Short problem:
Only lines with the word "document" are needed; collect each of them from the listing below.
─── Input for this task ───
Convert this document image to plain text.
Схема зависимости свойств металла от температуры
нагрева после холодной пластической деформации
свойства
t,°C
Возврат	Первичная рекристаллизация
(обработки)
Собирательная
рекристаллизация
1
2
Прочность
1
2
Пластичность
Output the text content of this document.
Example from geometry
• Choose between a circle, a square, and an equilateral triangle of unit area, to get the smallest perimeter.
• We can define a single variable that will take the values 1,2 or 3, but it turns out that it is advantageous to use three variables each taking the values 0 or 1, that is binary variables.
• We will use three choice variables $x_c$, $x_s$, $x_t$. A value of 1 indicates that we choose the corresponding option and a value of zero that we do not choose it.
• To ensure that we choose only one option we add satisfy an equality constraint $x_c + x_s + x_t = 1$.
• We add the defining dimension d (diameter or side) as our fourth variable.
───
Exercise output:
Convert this document image to plain text.
Output the text content of this document.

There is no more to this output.